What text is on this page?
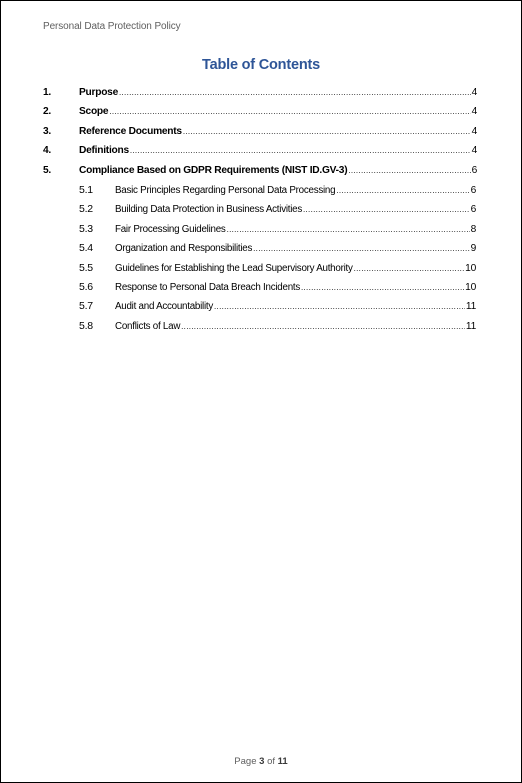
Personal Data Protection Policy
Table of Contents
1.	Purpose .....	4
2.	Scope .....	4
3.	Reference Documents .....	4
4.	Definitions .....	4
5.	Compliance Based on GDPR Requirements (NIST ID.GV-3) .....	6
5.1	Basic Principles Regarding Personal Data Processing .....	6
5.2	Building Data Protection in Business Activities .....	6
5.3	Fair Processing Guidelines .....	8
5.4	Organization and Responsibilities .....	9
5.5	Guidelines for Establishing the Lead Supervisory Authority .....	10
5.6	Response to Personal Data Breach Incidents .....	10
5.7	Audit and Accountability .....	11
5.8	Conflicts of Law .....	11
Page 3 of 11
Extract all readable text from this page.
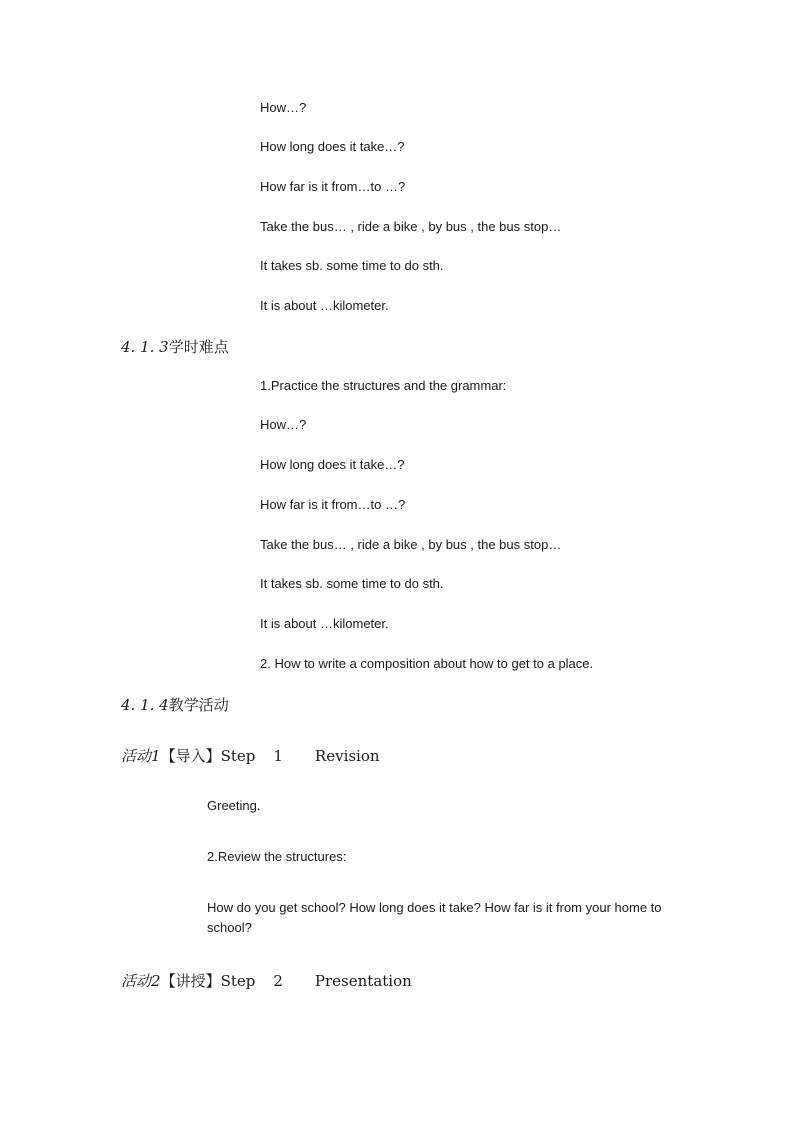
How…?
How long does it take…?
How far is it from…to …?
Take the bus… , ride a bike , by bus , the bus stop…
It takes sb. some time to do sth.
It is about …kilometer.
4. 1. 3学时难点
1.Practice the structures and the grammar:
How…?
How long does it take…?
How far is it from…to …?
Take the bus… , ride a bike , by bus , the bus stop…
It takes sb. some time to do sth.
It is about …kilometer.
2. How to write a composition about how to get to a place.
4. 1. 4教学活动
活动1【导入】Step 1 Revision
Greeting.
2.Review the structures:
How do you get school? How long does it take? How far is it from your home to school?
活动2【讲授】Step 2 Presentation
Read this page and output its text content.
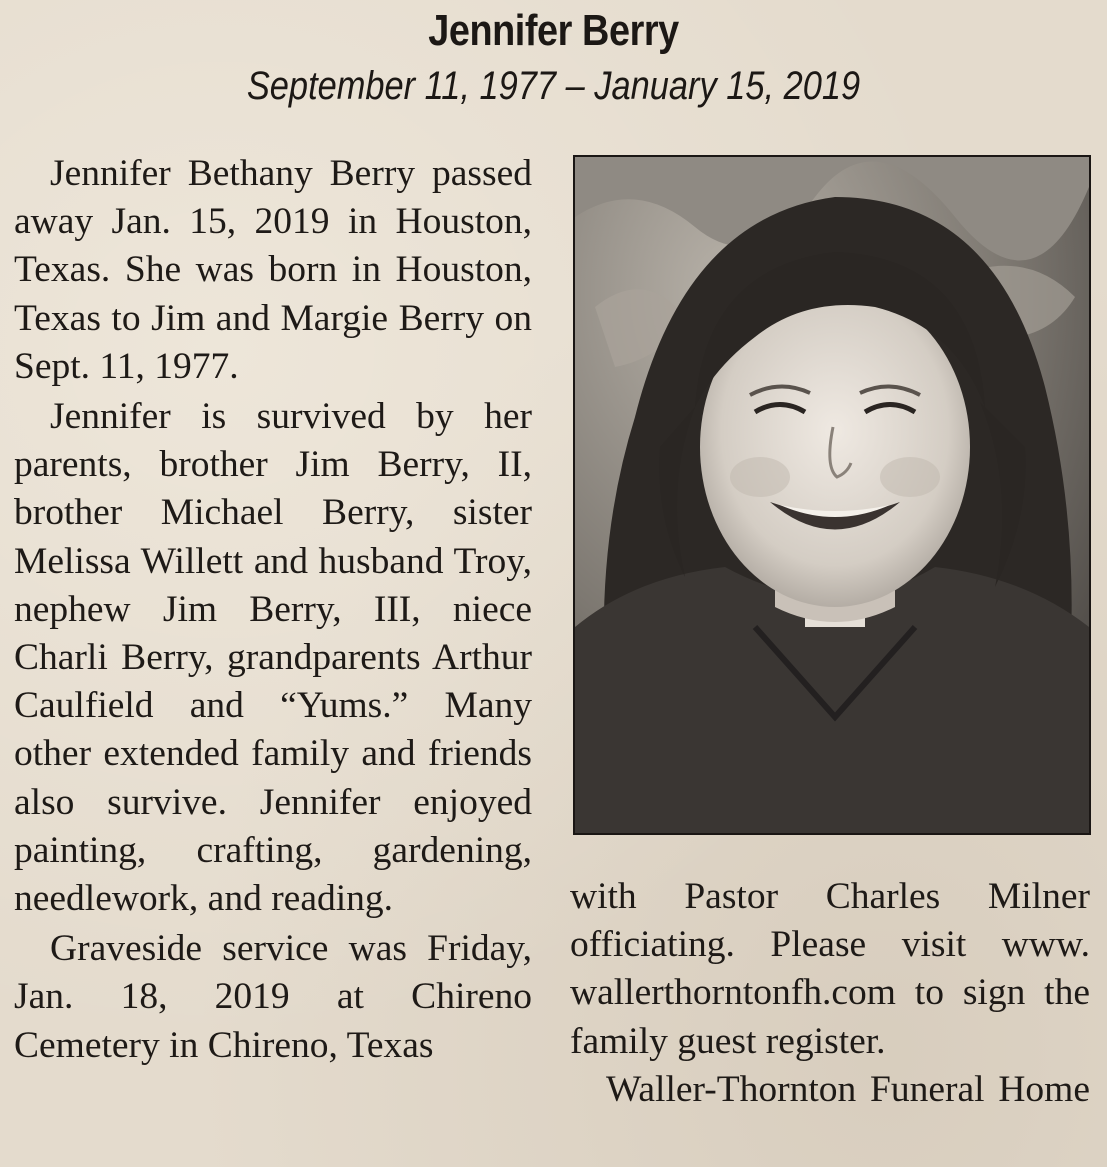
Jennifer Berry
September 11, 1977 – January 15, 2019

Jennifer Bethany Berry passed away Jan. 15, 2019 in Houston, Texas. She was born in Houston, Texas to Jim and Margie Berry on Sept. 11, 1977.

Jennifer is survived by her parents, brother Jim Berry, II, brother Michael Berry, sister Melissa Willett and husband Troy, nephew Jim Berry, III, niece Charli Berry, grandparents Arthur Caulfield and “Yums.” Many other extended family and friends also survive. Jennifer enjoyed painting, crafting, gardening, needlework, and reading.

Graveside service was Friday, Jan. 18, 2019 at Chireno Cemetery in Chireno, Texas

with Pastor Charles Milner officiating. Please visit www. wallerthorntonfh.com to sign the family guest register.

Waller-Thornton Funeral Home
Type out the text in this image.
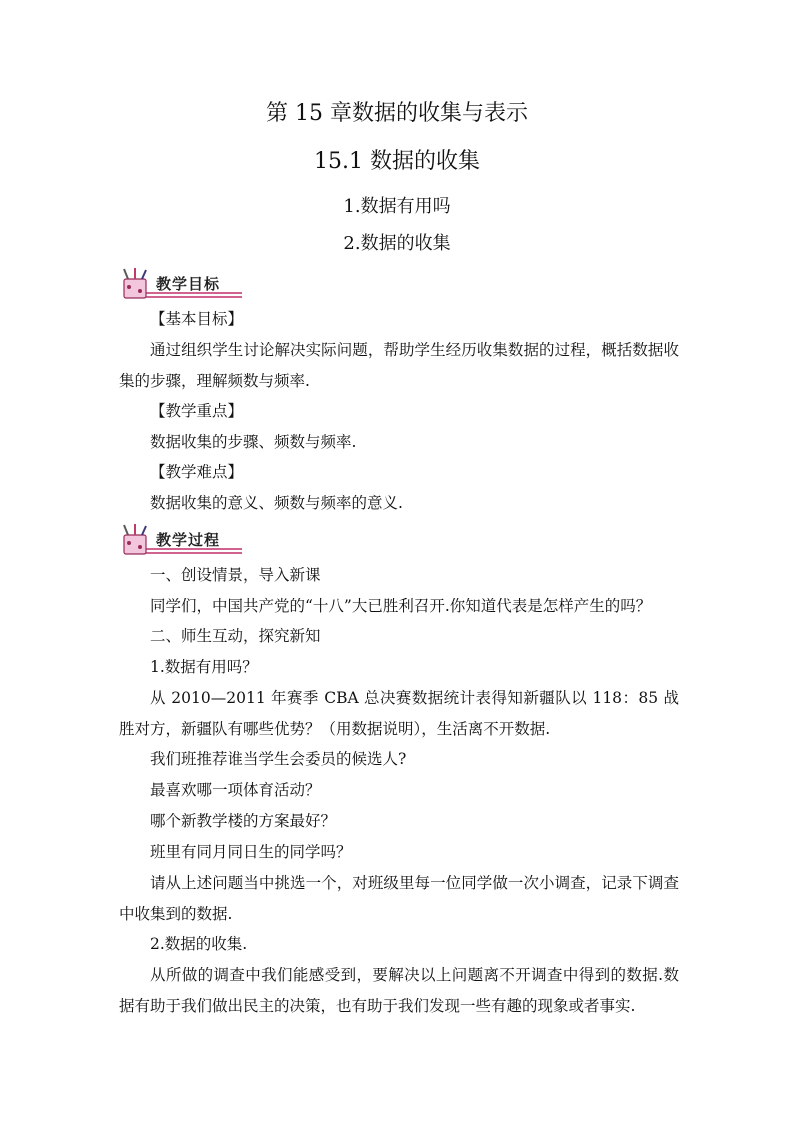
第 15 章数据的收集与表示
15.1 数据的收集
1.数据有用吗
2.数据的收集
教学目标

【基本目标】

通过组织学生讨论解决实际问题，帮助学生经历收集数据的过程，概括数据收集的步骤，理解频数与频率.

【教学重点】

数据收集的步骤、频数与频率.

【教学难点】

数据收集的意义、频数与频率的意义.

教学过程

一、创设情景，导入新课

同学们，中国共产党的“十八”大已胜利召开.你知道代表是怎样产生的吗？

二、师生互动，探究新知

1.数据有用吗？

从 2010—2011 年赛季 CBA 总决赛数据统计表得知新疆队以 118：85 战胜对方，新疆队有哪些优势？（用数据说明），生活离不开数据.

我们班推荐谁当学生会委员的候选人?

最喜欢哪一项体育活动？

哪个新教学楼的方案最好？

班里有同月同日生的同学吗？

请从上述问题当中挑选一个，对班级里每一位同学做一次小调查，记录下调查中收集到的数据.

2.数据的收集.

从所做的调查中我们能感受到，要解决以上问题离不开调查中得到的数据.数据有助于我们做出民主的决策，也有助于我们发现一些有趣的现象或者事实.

==*==

**Task objective**
For the string "this", count the lines of the entries above that include it; answer with the number only.

**Expected output**
4